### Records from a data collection
::::::::::
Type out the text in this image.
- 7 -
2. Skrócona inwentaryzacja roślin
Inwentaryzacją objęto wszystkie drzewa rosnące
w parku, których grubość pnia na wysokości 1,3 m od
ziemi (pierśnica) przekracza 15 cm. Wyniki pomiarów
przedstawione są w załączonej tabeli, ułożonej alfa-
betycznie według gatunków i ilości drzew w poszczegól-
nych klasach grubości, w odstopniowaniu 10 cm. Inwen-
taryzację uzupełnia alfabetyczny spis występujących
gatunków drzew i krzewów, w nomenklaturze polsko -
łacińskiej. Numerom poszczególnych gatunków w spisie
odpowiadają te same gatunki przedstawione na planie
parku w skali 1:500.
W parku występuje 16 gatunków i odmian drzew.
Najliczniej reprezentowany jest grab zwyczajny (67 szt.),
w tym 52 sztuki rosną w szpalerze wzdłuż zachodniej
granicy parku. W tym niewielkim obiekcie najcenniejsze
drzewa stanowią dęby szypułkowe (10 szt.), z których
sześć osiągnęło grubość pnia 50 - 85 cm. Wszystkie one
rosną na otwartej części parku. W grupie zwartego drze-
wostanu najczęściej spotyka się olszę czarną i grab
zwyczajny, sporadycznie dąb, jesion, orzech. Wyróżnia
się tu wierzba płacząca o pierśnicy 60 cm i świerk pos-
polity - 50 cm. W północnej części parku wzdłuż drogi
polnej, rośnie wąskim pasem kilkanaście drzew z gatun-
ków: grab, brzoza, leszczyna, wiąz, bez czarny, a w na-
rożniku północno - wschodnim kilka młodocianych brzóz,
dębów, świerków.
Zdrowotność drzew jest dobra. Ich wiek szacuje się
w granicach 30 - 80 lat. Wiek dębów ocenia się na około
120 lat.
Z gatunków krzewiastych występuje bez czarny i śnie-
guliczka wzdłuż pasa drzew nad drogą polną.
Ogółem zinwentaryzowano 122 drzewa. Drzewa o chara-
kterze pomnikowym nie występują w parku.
::::::::::
### Set task
Extract the complete listing verbatim.

### Solution
Type out the text in this image.
- 7 -
2. Skrócona inwentaryzacja roślin
Inwentaryzacją objęto wszystkie drzewa rosnące
w parku, których grubość pnia na wysokości 1,3 m od
ziemi (pierśnica) przekracza 15 cm. Wyniki pomiarów
przedstawione są w załączonej tabeli, ułożonej alfa-
betycznie według gatunków i ilości drzew w poszczegól-
nych klasach grubości, w odstopniowaniu 10 cm. Inwen-
taryzację uzupełnia alfabetyczny spis występujących
gatunków drzew i krzewów, w nomenklaturze polsko -
łacińskiej. Numerom poszczególnych gatunków w spisie
odpowiadają te same gatunki przedstawione na planie
parku w skali 1:500.
W parku występuje 16 gatunków i odmian drzew.
Najliczniej reprezentowany jest grab zwyczajny (67 szt.),
w tym 52 sztuki rosną w szpalerze wzdłuż zachodniej
granicy parku. W tym niewielkim obiekcie najcenniejsze
drzewa stanowią dęby szypułkowe (10 szt.), z których
sześć osiągnęło grubość pnia 50 - 85 cm. Wszystkie one
rosną na otwartej części parku. W grupie zwartego drze-
wostanu najczęściej spotyka się olszę czarną i grab
zwyczajny, sporadycznie dąb, jesion, orzech. Wyróżnia
się tu wierzba płacząca o pierśnicy 60 cm i świerk pos-
polity - 50 cm. W północnej części parku wzdłuż drogi
polnej, rośnie wąskim pasem kilkanaście drzew z gatun-
ków: grab, brzoza, leszczyna, wiąz, bez czarny, a w na-
rożniku północno - wschodnim kilka młodocianych brzóz,
dębów, świerków.
Zdrowotność drzew jest dobra. Ich wiek szacuje się
w granicach 30 - 80 lat. Wiek dębów ocenia się na około
120 lat.
Z gatunków krzewiastych występuje bez czarny i śnie-
guliczka wzdłuż pasa drzew nad drogą polną.
Ogółem zinwentaryzowano 122 drzewa. Drzewa o chara-
kterze pomnikowym nie występują w parku.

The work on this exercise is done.